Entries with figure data
·····

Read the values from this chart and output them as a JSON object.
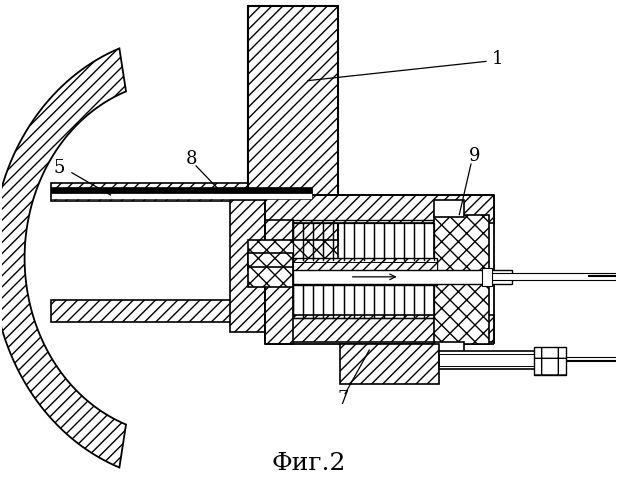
{
  "title": "Фиг.2",
  "title_fontsize": 18,
  "background": "#ffffff",
  "label_fontsize": 13
}
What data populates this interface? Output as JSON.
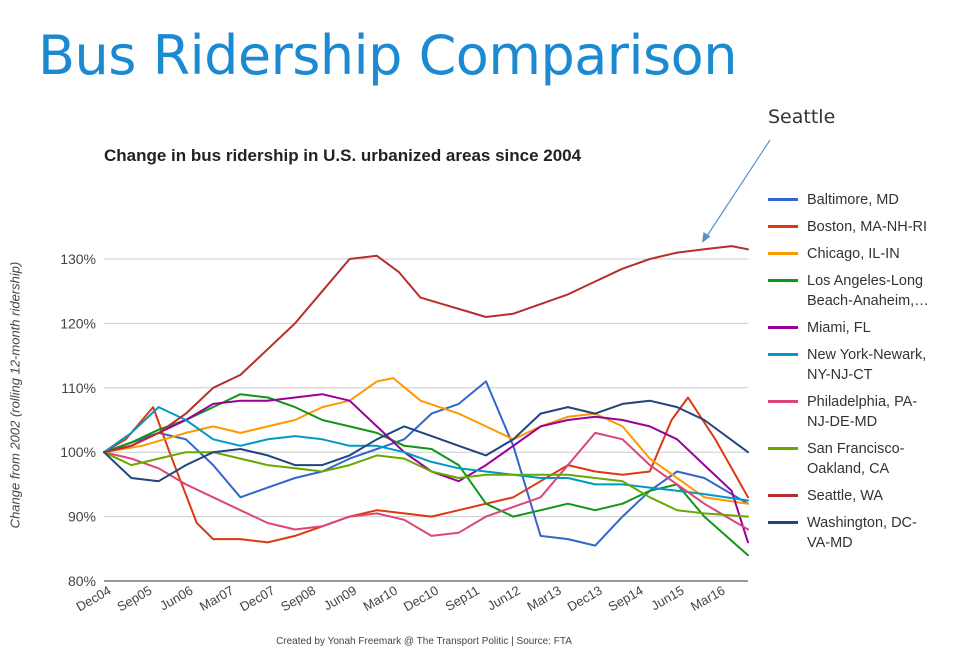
{
  "slide": {
    "title": "Bus Ridership Comparison",
    "callout_label": "Seattle"
  },
  "chart_data": {
    "type": "line",
    "title": "Change in bus ridership in U.S. urbanized areas since 2004",
    "xlabel": "",
    "ylabel": "Change from 2002 (rolling 12-month ridership)",
    "credit": "Created by Yonah Freemark @ The Transport Politic | Source: FTA",
    "ylim": [
      80,
      130
    ],
    "yticks": [
      80,
      90,
      100,
      110,
      120,
      130
    ],
    "ytick_labels": [
      "80%",
      "90%",
      "100%",
      "110%",
      "120%",
      "130%"
    ],
    "x_range": [
      0,
      11.8
    ],
    "x_ticks": [
      0,
      0.75,
      1.5,
      2.25,
      3,
      3.75,
      4.5,
      5.25,
      6,
      6.75,
      7.5,
      8.25,
      9,
      9.75,
      10.5,
      11.25
    ],
    "x_tick_labels": [
      "Dec04",
      "Sep05",
      "Jun06",
      "Mar07",
      "Dec07",
      "Sep08",
      "Jun09",
      "Mar10",
      "Dec10",
      "Sep11",
      "Jun12",
      "Mar13",
      "Dec13",
      "Sep14",
      "Jun15",
      "Mar16"
    ],
    "grid": true,
    "legend_position": "right",
    "annotation": {
      "text": "Seattle",
      "points_to": "Seattle, WA"
    },
    "series": [
      {
        "name": "Baltimore, MD",
        "color": "#3366cc",
        "x": [
          0,
          0.5,
          1,
          1.5,
          2,
          2.5,
          3,
          3.5,
          4,
          4.5,
          5,
          5.5,
          6,
          6.5,
          7,
          7.5,
          8,
          8.5,
          9,
          9.5,
          10,
          10.5,
          11,
          11.8
        ],
        "values": [
          100,
          101.5,
          103,
          102,
          98,
          93,
          94.5,
          96,
          97,
          99,
          100.5,
          102,
          106,
          107.5,
          111,
          101,
          87,
          86.5,
          85.5,
          90,
          94,
          97,
          96,
          92
        ]
      },
      {
        "name": "Boston, MA-NH-RI",
        "color": "#dc3912",
        "x": [
          0,
          0.4,
          0.9,
          1.2,
          1.7,
          2,
          2.5,
          3,
          3.5,
          4,
          4.5,
          5,
          5.5,
          6,
          6.5,
          7,
          7.5,
          8,
          8.5,
          9,
          9.5,
          10,
          10.4,
          10.7,
          11.2,
          11.8
        ],
        "values": [
          100,
          102,
          107,
          100,
          89,
          86.5,
          86.5,
          86,
          87,
          88.5,
          90,
          91,
          90.5,
          90,
          91,
          92,
          93,
          95.5,
          98,
          97,
          96.5,
          97,
          105,
          108.5,
          102,
          93
        ]
      },
      {
        "name": "Chicago, IL-IN",
        "color": "#ff9900",
        "x": [
          0,
          0.7,
          1.5,
          2,
          2.5,
          3,
          3.5,
          4,
          4.5,
          5,
          5.3,
          5.8,
          6.5,
          7,
          7.5,
          8,
          8.5,
          9,
          9.5,
          10,
          10.5,
          11,
          11.8
        ],
        "values": [
          100,
          101,
          103,
          104,
          103,
          104,
          105,
          107,
          108,
          111,
          111.5,
          108,
          106,
          104,
          102,
          104,
          105.5,
          106,
          104,
          99,
          96,
          93,
          92
        ]
      },
      {
        "name": "Los Angeles-Long\nBeach-Anaheim,…",
        "color": "#109618",
        "x": [
          0,
          0.5,
          1,
          1.5,
          2,
          2.5,
          3,
          3.5,
          4,
          4.5,
          5,
          5.5,
          6,
          6.5,
          7,
          7.5,
          8,
          8.5,
          9,
          9.5,
          10,
          10.5,
          11,
          11.8
        ],
        "values": [
          100,
          101.5,
          103.5,
          105,
          107,
          109,
          108.5,
          107,
          105,
          104,
          103,
          101,
          100.5,
          98,
          92,
          90,
          91,
          92,
          91,
          92,
          94,
          95,
          90,
          84
        ]
      },
      {
        "name": "Miami, FL",
        "color": "#990099",
        "x": [
          0,
          0.5,
          1,
          1.5,
          2,
          2.5,
          3,
          3.5,
          4,
          4.5,
          5,
          5.5,
          6,
          6.5,
          7,
          7.5,
          8,
          8.5,
          9,
          9.5,
          10,
          10.5,
          11,
          11.5,
          11.8
        ],
        "values": [
          100,
          101,
          103,
          105,
          107.5,
          108,
          108,
          108.5,
          109,
          108,
          104,
          100,
          97,
          95.5,
          98,
          101,
          104,
          105,
          105.5,
          105,
          104,
          102,
          98,
          94,
          86
        ]
      },
      {
        "name": "New York-Newark,\nNY-NJ-CT",
        "color": "#0099c6",
        "x": [
          0,
          0.5,
          1,
          1.5,
          2,
          2.5,
          3,
          3.5,
          4,
          4.5,
          5,
          5.5,
          6,
          6.5,
          7,
          7.5,
          8,
          8.5,
          9,
          9.5,
          10,
          10.5,
          11,
          11.8
        ],
        "values": [
          100,
          103,
          107,
          105,
          102,
          101,
          102,
          102.5,
          102,
          101,
          101,
          100,
          98.5,
          97.5,
          97,
          96.5,
          96,
          96,
          95,
          95,
          94.5,
          94,
          93.5,
          92.5
        ]
      },
      {
        "name": "Philadelphia, PA-\nNJ-DE-MD",
        "color": "#dd4477",
        "x": [
          0,
          0.5,
          1,
          1.5,
          2,
          2.5,
          3,
          3.5,
          4,
          4.5,
          5,
          5.5,
          6,
          6.5,
          7,
          7.5,
          8,
          8.5,
          9,
          9.5,
          10,
          10.5,
          11,
          11.8
        ],
        "values": [
          100,
          99,
          97.5,
          95,
          93,
          91,
          89,
          88,
          88.5,
          90,
          90.5,
          89.5,
          87,
          87.5,
          90,
          91.5,
          93,
          98,
          103,
          102,
          98,
          95,
          92,
          88
        ]
      },
      {
        "name": "San Francisco-\nOakland, CA",
        "color": "#66aa00",
        "x": [
          0,
          0.5,
          1,
          1.5,
          2,
          2.5,
          3,
          3.5,
          4,
          4.5,
          5,
          5.5,
          6,
          6.5,
          7,
          7.5,
          8,
          8.5,
          9,
          9.5,
          10,
          10.5,
          11,
          11.8
        ],
        "values": [
          100,
          98,
          99,
          100,
          100,
          99,
          98,
          97.5,
          97,
          98,
          99.5,
          99,
          97,
          96,
          96.5,
          96.5,
          96.5,
          96.5,
          96,
          95.5,
          93,
          91,
          90.5,
          90
        ]
      },
      {
        "name": "Seattle, WA",
        "color": "#b82e2e",
        "x": [
          0,
          0.5,
          1,
          1.5,
          2,
          2.5,
          3,
          3.5,
          4,
          4.5,
          5,
          5.4,
          5.8,
          6.2,
          6.6,
          7,
          7.5,
          8,
          8.5,
          9,
          9.5,
          10,
          10.5,
          11,
          11.5,
          11.8
        ],
        "values": [
          100,
          101,
          103,
          106,
          110,
          112,
          116,
          120,
          125,
          130,
          130.5,
          128,
          124,
          123,
          122,
          121,
          121.5,
          123,
          124.5,
          126.5,
          128.5,
          130,
          131,
          131.5,
          132,
          131.5
        ]
      },
      {
        "name": "Washington, DC-\nVA-MD",
        "color": "#22447f",
        "x": [
          0,
          0.5,
          1,
          1.5,
          2,
          2.5,
          3,
          3.5,
          4,
          4.5,
          5,
          5.5,
          6,
          6.5,
          7,
          7.5,
          8,
          8.5,
          9,
          9.5,
          10,
          10.5,
          11,
          11.8
        ],
        "values": [
          100,
          96,
          95.5,
          98,
          100,
          100.5,
          99.5,
          98,
          98,
          99.5,
          102,
          104,
          102.5,
          101,
          99.5,
          102,
          106,
          107,
          106,
          107.5,
          108,
          107,
          105,
          100
        ]
      }
    ]
  }
}
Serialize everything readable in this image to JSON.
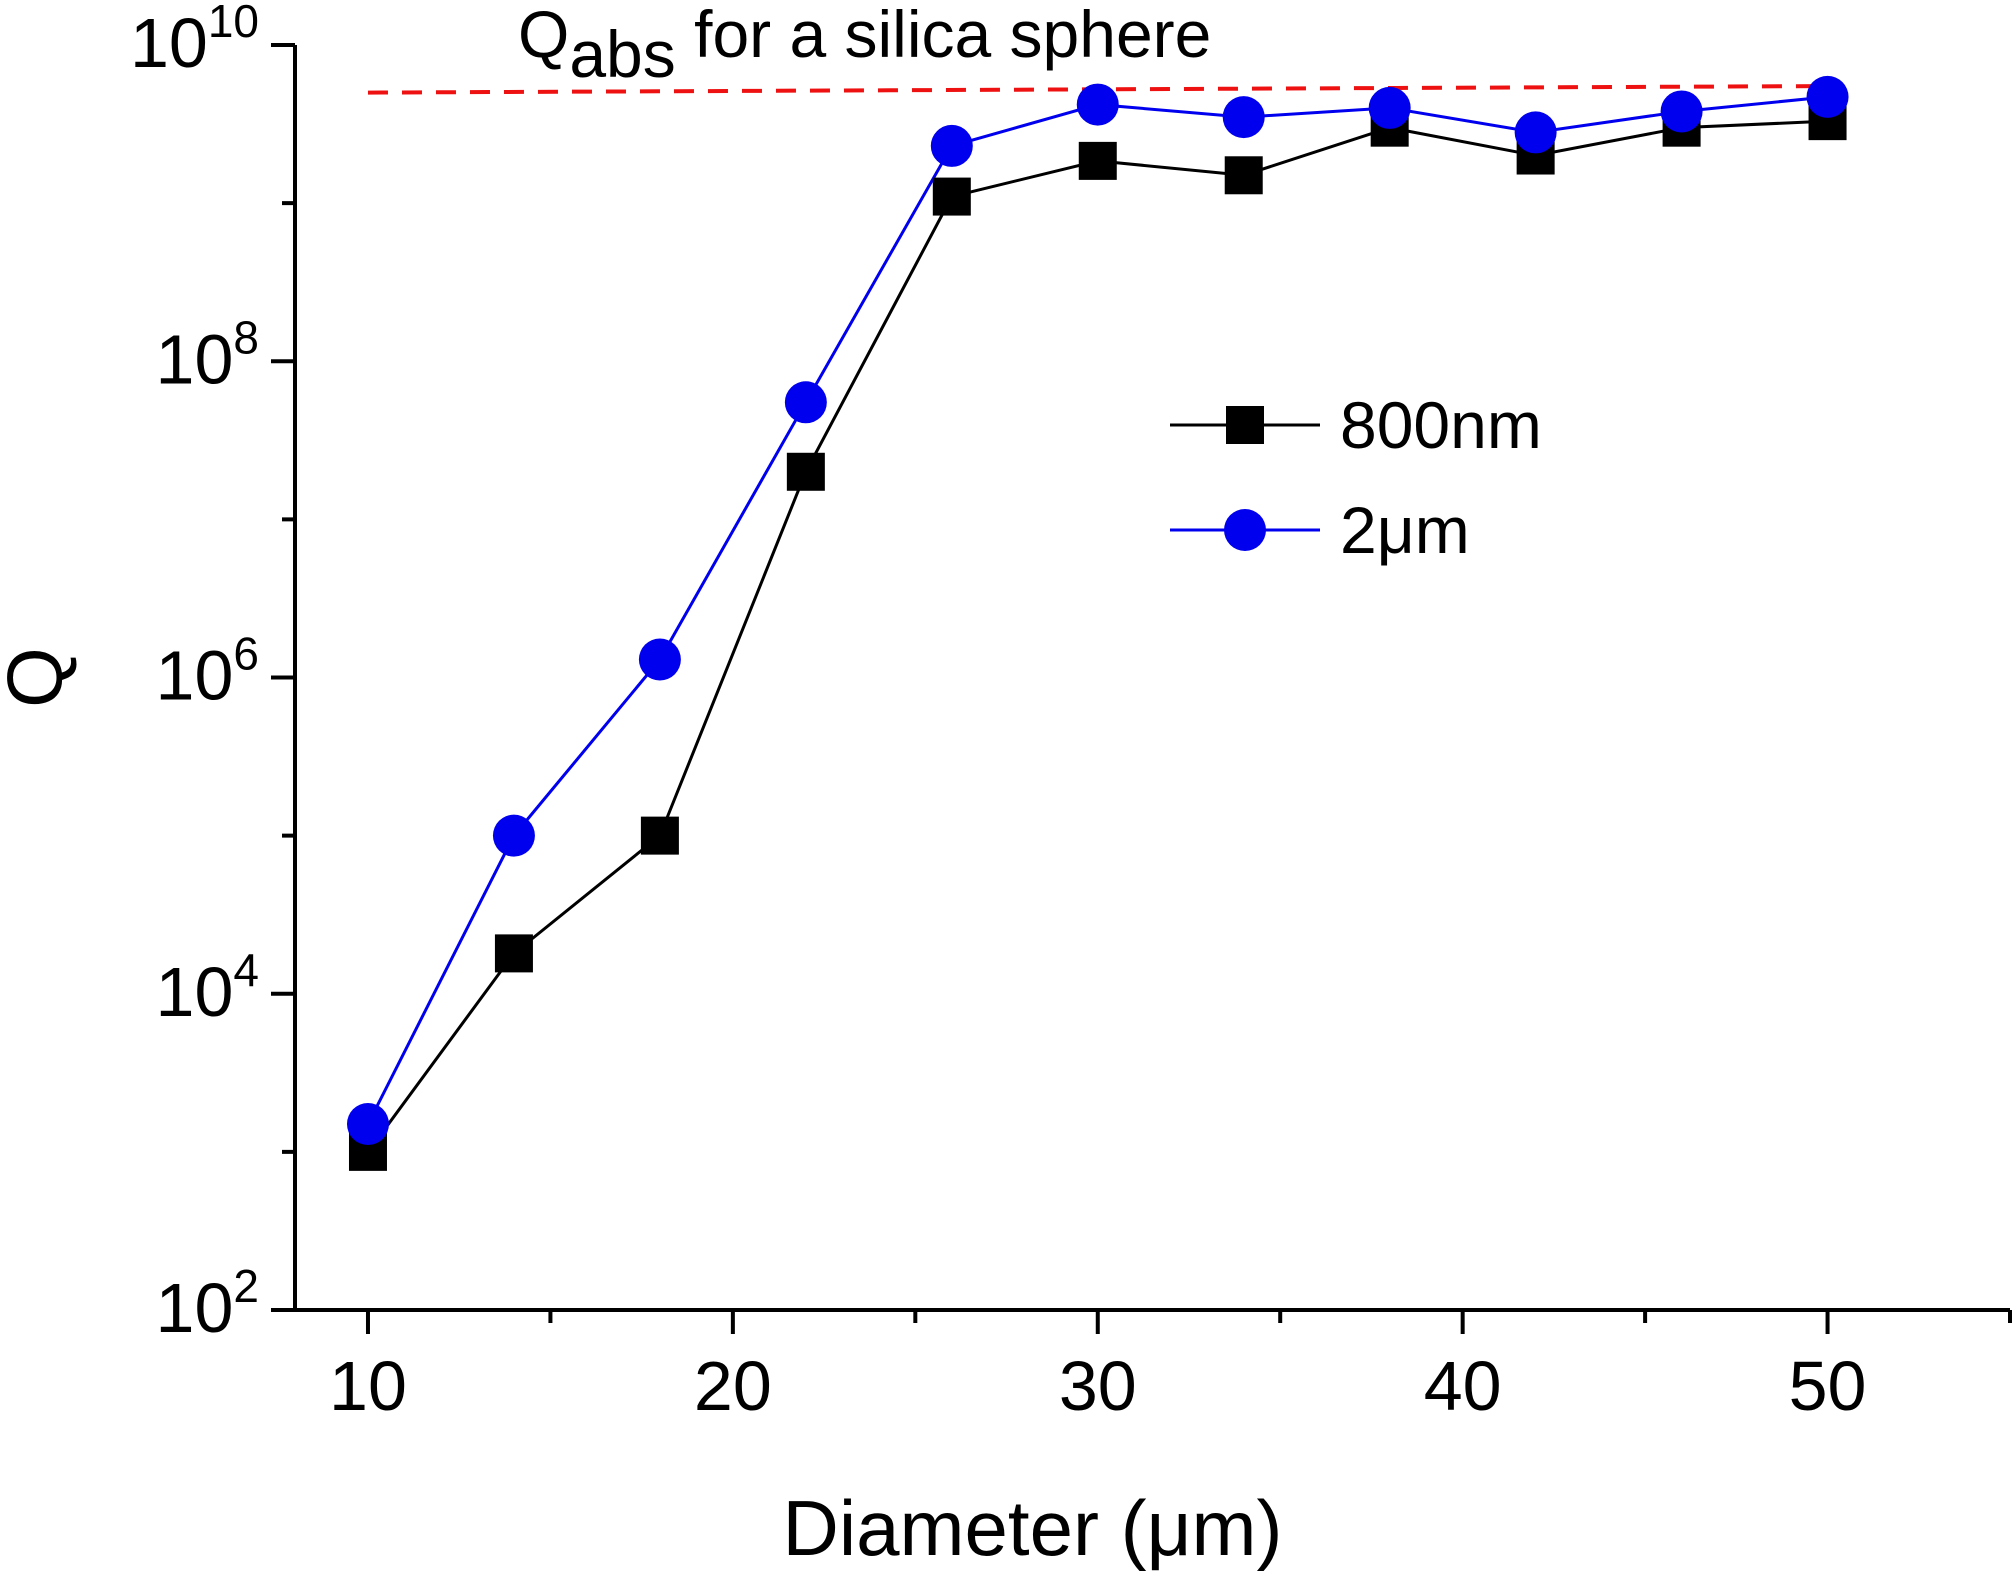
{
  "chart_data": {
    "type": "line",
    "title": "",
    "xlabel": "Diameter (μm)",
    "ylabel": "Q",
    "xlim": [
      8,
      55
    ],
    "ylim": [
      100,
      10000000000
    ],
    "y_scale": "log",
    "grid": false,
    "legend_position": "center-right",
    "x_ticks": [
      10,
      20,
      30,
      40,
      50
    ],
    "x_tick_labels": [
      "10",
      "20",
      "30",
      "40",
      "50"
    ],
    "x_minor_ticks": [
      15,
      25,
      35,
      45,
      55
    ],
    "y_ticks": [
      100,
      10000,
      1000000,
      100000000,
      10000000000
    ],
    "y_tick_labels": [
      {
        "base": "10",
        "exp": "2"
      },
      {
        "base": "10",
        "exp": "4"
      },
      {
        "base": "10",
        "exp": "6"
      },
      {
        "base": "10",
        "exp": "8"
      },
      {
        "base": "10",
        "exp": "10"
      }
    ],
    "series": [
      {
        "name": "800nm",
        "color": "#000000",
        "marker": "square",
        "x": [
          10,
          14,
          18,
          22,
          26,
          30,
          34,
          38,
          42,
          46,
          50
        ],
        "values": [
          1000,
          18000,
          100000,
          20000000,
          1100000000,
          1850000000,
          1500000000,
          3000000000,
          2000000000,
          3000000000,
          3300000000
        ]
      },
      {
        "name": "2μm",
        "color": "#0000ee",
        "marker": "circle",
        "x": [
          10,
          14,
          18,
          22,
          26,
          30,
          34,
          38,
          42,
          46,
          50
        ],
        "values": [
          1500,
          100000,
          1300000,
          55000000,
          2300000000,
          4200000000,
          3500000000,
          4000000000,
          2800000000,
          3800000000,
          4700000000
        ]
      }
    ],
    "reference_line": {
      "label_main": "Q",
      "label_sub": "abs",
      "label_rest": " for a silica sphere",
      "color": "#ee1111",
      "style": "dashed",
      "x": [
        10,
        50
      ],
      "values": [
        5000000000,
        5500000000
      ]
    }
  }
}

·····

WHAT YOU WILL DO
Report the number of lines holding the string "this", without any other words.

RESULT
3